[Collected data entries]
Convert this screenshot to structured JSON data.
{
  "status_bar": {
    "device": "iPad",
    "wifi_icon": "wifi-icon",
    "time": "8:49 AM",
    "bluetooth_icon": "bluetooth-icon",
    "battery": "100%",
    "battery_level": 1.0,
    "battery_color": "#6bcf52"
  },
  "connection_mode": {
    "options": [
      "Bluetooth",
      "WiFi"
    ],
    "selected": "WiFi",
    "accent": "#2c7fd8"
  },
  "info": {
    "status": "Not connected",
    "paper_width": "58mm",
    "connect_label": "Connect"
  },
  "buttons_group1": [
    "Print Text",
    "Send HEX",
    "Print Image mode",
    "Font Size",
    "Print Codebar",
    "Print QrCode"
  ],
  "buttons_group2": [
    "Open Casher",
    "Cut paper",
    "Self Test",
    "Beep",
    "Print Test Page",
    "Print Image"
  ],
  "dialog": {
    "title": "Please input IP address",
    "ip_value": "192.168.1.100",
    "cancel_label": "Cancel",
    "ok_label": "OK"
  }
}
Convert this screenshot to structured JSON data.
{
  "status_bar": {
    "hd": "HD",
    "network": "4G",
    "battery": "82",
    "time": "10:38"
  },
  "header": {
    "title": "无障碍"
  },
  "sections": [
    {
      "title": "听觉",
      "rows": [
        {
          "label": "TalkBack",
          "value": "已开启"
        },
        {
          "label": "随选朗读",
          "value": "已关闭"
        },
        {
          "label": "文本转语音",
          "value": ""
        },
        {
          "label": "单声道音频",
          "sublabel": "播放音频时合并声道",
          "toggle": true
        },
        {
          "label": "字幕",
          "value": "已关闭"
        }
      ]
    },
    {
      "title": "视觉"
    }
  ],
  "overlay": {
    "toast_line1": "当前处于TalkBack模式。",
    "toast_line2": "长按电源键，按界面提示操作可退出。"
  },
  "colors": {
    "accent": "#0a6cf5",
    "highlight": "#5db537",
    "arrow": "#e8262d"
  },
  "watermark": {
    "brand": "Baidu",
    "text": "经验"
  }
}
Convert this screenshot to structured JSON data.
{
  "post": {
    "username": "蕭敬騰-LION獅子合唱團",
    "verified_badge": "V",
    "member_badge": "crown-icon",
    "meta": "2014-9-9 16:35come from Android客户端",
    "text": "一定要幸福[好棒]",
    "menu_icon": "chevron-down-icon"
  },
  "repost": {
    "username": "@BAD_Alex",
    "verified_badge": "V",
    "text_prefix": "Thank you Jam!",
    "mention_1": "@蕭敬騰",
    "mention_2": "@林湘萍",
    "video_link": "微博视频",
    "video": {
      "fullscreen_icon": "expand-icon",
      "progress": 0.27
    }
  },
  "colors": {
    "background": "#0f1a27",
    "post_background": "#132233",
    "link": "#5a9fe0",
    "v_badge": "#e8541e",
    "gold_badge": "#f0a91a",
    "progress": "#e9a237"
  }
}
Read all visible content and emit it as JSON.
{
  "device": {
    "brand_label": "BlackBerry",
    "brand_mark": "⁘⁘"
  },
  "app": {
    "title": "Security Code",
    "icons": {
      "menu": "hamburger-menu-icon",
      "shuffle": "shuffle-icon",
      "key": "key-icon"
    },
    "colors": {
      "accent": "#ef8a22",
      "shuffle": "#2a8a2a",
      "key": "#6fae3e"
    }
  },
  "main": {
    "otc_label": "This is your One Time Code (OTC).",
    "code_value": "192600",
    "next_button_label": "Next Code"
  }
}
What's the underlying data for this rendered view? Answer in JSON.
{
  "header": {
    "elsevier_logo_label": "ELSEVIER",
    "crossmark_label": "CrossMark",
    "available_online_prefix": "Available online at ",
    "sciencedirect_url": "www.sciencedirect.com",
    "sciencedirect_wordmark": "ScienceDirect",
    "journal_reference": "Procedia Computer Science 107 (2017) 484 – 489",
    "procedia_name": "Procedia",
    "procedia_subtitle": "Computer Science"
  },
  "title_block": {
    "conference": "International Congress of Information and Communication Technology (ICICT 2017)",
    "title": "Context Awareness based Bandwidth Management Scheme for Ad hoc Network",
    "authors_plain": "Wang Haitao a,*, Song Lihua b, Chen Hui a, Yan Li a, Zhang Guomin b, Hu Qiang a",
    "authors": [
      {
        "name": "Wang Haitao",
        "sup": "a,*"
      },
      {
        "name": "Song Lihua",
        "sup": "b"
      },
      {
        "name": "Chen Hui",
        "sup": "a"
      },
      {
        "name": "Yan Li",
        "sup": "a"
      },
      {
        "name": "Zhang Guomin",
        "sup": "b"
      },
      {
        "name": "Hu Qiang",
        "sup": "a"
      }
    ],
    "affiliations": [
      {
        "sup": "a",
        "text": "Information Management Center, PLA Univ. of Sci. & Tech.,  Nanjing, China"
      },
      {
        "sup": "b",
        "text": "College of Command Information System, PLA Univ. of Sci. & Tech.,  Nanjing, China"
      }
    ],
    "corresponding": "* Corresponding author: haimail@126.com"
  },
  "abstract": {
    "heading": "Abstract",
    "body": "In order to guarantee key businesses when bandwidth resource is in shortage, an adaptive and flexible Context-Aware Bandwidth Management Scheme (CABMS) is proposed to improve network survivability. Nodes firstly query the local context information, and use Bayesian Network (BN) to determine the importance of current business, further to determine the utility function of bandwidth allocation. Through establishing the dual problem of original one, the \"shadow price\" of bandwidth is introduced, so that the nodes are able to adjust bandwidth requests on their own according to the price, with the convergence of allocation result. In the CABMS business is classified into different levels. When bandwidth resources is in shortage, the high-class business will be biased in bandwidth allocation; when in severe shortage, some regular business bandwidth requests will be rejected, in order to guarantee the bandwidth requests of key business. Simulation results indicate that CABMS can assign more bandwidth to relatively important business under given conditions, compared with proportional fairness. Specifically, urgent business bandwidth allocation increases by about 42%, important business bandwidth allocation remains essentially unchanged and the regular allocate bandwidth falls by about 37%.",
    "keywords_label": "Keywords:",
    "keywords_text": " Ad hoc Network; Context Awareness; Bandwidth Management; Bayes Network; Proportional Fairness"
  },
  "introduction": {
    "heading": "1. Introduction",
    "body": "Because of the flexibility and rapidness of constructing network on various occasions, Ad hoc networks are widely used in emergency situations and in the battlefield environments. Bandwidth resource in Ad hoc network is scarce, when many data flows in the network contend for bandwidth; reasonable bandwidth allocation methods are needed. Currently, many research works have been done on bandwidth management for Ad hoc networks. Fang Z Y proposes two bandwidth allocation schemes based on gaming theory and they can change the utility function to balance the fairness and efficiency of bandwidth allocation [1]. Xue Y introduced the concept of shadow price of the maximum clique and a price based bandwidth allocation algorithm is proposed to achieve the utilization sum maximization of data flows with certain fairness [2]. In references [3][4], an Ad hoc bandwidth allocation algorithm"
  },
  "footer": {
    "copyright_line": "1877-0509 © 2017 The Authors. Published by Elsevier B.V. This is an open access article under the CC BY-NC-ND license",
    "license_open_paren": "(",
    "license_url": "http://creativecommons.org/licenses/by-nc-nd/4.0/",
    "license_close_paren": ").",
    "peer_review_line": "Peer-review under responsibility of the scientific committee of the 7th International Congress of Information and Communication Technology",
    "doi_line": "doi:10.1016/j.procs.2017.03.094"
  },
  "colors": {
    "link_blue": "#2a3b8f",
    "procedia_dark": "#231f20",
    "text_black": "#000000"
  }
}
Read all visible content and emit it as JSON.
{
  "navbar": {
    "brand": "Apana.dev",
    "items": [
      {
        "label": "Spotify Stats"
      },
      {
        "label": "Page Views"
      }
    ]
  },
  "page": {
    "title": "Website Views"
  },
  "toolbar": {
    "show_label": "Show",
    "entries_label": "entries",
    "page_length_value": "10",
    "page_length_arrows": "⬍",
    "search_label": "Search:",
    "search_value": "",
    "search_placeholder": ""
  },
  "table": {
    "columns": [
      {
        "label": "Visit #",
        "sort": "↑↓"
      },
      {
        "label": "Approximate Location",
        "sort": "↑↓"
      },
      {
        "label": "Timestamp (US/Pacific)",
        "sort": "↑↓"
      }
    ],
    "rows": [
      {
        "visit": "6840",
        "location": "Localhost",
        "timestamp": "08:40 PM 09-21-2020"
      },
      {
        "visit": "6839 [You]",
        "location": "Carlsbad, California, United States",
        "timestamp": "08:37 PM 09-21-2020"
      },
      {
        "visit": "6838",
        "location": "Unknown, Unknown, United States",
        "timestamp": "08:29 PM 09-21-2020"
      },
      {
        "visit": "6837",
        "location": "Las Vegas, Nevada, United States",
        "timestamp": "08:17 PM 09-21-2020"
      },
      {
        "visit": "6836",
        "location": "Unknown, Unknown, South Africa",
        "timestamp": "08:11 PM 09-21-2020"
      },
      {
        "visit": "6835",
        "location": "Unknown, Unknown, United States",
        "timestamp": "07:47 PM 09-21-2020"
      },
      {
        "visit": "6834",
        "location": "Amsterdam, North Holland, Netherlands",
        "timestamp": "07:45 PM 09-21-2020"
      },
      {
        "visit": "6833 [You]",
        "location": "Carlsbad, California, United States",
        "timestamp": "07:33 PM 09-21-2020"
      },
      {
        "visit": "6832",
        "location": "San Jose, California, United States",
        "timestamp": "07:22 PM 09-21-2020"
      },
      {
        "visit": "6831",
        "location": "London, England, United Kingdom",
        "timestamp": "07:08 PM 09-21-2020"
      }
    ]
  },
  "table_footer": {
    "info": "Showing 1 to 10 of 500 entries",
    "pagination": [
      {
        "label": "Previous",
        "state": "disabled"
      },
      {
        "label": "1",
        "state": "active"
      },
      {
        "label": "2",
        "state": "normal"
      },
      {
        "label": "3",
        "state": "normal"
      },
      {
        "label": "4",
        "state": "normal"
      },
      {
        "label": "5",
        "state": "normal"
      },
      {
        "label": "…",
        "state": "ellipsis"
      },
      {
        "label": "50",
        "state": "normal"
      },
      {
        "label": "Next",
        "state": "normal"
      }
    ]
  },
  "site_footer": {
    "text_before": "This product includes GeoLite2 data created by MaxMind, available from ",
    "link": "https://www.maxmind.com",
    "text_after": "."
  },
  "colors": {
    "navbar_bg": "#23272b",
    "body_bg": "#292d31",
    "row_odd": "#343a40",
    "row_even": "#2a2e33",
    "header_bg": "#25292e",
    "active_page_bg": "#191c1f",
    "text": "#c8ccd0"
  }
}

| Your task |
Using the listing above, show every line that includes the string "from".

| Answer to the task |
    "meta": "2014-9-9 16:35come from Android客户端",
    "text_before": "This product includes GeoLite2 data created by MaxMind, available from ",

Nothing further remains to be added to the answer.